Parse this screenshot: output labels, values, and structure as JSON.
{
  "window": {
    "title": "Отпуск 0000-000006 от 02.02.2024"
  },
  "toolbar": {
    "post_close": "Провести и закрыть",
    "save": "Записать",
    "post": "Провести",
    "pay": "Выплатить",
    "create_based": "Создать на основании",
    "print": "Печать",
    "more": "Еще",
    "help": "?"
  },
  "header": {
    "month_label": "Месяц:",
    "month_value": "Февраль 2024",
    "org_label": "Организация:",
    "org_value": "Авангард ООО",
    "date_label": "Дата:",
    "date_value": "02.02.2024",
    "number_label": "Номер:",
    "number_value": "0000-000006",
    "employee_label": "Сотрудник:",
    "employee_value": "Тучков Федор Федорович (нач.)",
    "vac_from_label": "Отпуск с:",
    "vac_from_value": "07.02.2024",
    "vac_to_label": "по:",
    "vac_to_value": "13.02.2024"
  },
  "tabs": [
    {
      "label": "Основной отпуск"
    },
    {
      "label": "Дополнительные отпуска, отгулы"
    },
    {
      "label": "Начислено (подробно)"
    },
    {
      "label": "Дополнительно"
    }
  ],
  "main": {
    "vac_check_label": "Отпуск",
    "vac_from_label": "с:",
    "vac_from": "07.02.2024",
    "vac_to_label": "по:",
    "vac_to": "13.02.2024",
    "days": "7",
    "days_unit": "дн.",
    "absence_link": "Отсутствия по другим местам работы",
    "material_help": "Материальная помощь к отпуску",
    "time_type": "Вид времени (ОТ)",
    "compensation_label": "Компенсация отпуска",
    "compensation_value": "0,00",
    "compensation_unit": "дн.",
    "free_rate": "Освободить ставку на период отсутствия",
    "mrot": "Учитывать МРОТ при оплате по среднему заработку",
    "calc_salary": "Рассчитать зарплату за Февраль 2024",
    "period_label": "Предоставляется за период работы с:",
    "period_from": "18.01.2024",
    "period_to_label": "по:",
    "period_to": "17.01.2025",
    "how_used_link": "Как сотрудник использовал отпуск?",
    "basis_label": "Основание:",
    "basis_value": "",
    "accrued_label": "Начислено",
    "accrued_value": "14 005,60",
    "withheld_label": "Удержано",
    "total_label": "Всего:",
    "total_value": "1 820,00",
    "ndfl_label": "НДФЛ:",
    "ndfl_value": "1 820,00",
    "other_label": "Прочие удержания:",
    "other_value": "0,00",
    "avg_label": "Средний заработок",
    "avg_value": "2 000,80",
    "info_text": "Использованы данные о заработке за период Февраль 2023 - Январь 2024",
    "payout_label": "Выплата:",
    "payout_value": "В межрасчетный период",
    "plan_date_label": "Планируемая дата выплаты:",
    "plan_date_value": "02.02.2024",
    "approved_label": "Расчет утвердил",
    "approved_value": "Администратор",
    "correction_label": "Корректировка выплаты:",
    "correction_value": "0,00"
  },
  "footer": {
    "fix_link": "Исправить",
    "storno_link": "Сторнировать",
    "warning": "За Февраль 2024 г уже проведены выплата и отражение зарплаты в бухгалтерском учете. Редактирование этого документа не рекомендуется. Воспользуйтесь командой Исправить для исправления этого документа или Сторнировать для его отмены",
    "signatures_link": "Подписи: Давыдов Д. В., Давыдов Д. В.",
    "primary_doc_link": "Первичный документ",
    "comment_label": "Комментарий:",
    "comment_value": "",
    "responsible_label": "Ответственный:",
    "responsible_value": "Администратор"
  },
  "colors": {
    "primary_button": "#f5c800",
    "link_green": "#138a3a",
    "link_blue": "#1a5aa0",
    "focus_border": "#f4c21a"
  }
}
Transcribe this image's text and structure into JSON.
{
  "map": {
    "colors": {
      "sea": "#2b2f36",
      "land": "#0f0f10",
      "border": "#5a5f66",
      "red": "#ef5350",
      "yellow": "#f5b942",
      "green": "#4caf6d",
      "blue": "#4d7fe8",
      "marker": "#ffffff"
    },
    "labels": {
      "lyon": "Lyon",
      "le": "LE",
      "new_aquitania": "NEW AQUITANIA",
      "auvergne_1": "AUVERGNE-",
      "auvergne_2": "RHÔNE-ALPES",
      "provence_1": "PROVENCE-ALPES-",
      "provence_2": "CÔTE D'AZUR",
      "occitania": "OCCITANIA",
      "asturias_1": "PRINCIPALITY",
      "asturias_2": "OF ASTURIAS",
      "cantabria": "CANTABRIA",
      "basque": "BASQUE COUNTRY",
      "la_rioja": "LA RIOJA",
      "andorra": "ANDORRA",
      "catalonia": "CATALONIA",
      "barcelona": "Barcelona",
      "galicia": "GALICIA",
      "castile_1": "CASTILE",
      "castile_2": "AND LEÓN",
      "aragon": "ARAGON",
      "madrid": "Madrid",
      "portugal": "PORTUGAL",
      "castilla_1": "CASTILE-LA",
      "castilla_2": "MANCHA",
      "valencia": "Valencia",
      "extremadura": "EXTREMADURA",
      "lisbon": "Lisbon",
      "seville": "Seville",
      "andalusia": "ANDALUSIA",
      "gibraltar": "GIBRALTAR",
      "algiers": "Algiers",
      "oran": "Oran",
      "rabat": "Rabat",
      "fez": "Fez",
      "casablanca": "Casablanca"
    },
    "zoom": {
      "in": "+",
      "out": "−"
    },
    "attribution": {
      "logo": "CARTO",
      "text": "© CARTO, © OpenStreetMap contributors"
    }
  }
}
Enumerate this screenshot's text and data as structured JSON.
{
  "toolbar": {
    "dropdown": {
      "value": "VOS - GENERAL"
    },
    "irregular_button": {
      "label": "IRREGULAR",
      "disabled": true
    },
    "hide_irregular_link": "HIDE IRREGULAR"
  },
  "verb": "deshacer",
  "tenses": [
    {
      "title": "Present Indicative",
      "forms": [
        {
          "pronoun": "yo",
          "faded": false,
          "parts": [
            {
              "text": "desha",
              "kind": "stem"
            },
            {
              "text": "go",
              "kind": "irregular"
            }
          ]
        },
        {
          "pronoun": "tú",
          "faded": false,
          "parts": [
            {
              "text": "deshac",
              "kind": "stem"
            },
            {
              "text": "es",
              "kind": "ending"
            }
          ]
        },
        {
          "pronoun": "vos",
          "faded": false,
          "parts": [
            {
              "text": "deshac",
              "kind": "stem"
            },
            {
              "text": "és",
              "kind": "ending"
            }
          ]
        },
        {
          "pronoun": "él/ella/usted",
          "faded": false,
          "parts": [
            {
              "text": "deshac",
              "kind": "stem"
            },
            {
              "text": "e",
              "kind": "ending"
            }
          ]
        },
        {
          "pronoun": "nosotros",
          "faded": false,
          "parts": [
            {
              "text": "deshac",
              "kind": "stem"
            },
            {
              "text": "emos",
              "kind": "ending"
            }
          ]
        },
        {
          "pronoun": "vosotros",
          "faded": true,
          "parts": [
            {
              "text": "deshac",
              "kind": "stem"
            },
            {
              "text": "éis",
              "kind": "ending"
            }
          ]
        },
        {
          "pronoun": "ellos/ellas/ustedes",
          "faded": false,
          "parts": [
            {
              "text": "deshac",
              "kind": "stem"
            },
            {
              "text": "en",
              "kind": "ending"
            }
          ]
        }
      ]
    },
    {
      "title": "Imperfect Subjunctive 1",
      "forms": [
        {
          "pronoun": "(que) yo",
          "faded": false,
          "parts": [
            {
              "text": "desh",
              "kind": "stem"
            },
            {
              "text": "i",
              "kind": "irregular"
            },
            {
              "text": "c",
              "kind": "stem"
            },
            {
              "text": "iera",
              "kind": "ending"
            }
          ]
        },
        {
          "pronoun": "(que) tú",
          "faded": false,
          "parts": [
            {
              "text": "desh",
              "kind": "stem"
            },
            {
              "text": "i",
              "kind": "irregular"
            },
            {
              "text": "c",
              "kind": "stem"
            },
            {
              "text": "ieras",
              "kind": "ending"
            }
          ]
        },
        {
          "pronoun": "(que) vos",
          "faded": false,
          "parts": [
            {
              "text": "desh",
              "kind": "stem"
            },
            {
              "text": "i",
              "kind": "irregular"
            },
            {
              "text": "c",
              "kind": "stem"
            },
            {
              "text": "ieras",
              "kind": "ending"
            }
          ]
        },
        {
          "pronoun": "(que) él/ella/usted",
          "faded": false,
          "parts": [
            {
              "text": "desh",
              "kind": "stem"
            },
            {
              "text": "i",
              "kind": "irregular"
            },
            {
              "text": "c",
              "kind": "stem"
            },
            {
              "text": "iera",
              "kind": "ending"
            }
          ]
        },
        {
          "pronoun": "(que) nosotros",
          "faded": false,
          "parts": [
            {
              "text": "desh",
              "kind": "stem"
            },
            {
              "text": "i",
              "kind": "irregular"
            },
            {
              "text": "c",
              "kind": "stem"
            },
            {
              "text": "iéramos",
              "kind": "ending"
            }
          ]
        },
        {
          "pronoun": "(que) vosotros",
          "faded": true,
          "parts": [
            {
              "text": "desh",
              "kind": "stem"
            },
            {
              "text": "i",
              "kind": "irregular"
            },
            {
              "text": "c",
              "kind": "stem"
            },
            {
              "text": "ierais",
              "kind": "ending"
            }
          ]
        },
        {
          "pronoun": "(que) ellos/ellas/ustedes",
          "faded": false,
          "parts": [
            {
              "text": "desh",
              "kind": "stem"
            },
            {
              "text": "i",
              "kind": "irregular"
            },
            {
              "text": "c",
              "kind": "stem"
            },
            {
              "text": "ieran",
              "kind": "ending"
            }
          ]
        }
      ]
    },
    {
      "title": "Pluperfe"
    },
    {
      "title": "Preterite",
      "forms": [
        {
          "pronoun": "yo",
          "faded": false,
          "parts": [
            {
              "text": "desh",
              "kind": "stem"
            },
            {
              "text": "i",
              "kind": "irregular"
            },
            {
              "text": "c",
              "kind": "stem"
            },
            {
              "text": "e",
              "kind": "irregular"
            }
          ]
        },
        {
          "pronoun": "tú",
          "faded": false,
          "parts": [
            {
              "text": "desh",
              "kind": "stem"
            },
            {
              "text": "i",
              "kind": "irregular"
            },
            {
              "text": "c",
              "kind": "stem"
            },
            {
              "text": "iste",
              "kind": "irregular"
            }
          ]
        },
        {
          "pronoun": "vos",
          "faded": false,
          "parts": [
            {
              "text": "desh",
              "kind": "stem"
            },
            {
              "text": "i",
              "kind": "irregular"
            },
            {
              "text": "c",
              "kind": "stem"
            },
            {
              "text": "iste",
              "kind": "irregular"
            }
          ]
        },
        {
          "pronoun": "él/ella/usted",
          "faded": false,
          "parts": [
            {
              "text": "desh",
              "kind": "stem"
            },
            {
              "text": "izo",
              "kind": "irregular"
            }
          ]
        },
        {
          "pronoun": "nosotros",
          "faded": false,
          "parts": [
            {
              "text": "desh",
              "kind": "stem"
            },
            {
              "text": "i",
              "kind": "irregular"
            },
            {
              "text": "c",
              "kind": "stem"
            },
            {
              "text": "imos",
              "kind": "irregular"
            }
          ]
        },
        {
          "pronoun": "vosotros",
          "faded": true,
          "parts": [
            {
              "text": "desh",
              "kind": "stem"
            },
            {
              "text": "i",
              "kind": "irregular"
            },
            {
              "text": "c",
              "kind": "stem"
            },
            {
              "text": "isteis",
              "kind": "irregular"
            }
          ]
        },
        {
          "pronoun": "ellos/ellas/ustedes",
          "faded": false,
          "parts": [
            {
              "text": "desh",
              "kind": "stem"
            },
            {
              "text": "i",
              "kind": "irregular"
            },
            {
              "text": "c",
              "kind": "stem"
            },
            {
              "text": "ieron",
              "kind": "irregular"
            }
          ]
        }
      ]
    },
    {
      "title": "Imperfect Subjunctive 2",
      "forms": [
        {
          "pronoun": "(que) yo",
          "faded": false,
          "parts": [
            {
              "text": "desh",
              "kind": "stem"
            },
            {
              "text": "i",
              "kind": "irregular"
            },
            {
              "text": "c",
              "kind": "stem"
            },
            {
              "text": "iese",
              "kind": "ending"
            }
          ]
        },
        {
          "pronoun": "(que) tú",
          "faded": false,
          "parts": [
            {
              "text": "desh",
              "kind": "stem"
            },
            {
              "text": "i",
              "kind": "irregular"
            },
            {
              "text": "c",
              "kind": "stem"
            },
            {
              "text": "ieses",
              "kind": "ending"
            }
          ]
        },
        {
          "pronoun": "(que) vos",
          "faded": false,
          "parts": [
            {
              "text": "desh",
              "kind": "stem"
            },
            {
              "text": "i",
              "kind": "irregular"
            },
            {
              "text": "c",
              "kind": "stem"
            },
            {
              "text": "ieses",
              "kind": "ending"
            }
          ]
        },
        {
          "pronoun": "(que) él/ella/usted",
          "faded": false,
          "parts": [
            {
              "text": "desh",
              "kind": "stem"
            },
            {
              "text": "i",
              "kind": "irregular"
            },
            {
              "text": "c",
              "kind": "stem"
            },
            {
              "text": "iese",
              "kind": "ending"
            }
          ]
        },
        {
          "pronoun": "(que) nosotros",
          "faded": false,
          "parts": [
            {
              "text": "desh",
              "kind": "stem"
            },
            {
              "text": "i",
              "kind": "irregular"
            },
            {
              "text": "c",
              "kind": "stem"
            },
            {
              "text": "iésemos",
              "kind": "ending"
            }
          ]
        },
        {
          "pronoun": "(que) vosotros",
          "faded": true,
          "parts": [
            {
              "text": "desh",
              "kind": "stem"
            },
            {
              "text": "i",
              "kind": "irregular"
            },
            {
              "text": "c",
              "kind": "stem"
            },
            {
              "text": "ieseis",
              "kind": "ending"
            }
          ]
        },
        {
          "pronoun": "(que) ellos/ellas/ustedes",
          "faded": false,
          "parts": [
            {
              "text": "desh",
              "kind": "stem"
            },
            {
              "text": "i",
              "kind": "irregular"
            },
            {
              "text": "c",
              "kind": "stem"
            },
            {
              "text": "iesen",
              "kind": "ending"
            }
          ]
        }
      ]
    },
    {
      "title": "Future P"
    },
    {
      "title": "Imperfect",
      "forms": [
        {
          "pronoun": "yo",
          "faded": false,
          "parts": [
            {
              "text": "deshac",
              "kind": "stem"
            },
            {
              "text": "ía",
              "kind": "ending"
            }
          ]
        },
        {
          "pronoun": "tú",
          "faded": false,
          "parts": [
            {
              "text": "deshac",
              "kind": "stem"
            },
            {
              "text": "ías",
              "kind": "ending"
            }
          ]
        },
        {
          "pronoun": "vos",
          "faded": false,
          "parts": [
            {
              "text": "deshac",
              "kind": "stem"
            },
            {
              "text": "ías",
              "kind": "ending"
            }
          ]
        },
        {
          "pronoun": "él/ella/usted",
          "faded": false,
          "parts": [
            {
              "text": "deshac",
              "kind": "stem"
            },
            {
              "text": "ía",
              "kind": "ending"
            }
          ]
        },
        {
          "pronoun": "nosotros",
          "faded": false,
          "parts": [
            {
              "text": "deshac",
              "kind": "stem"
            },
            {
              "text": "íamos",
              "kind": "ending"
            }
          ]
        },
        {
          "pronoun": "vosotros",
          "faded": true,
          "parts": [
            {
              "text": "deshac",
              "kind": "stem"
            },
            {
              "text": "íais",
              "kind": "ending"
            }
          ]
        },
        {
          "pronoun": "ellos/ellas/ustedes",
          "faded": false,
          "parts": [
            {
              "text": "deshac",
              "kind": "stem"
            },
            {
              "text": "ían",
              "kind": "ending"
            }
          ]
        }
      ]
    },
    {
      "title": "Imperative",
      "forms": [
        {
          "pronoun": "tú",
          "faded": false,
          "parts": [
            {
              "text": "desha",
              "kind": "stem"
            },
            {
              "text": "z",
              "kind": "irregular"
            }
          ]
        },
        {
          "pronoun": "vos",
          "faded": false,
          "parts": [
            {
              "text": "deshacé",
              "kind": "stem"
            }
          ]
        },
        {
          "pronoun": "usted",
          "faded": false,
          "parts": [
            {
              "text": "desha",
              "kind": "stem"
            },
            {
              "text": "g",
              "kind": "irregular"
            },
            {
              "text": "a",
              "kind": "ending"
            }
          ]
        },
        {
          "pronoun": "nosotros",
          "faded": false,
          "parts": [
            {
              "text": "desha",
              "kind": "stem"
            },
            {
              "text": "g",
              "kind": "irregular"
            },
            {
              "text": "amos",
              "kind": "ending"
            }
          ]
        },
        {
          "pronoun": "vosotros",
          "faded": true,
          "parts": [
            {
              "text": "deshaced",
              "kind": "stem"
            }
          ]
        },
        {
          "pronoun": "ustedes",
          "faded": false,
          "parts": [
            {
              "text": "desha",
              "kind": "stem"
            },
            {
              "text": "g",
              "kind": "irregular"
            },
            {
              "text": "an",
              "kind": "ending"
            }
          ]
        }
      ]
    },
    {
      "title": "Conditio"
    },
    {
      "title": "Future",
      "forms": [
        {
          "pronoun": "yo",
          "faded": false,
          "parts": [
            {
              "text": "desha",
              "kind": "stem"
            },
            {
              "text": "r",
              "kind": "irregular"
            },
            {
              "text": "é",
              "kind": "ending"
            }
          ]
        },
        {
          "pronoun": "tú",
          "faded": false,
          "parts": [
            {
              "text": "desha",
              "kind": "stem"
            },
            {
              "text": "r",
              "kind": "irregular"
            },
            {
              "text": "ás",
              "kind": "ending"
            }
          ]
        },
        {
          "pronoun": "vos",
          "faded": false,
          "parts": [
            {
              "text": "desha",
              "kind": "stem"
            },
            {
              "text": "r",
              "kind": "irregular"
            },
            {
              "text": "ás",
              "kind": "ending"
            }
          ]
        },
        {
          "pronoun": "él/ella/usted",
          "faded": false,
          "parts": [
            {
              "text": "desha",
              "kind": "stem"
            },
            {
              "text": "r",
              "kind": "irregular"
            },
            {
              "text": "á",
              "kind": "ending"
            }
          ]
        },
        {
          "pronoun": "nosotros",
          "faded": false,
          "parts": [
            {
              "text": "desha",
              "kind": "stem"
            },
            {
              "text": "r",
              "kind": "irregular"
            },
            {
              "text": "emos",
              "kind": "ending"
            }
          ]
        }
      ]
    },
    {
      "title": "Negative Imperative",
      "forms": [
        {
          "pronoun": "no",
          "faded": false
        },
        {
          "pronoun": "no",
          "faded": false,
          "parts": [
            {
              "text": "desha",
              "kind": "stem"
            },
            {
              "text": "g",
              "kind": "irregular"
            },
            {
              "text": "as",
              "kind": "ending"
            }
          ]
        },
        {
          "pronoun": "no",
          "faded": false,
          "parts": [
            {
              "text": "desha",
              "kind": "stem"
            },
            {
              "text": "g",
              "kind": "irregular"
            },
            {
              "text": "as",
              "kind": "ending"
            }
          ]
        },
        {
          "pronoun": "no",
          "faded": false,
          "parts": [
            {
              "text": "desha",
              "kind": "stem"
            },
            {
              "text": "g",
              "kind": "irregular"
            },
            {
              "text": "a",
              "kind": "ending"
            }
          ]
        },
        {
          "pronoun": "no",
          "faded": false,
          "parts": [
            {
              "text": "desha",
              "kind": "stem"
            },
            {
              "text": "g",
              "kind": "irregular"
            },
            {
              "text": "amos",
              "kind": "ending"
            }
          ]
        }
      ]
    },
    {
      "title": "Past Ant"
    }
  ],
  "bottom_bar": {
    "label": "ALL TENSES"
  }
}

Written task
Gather, from the listing above, every line carrying the word "screenshot".

Exercise output
Parse this screenshot: output labels, values, and structure as JSON.
Enumerate this screenshot's text and data as structured JSON.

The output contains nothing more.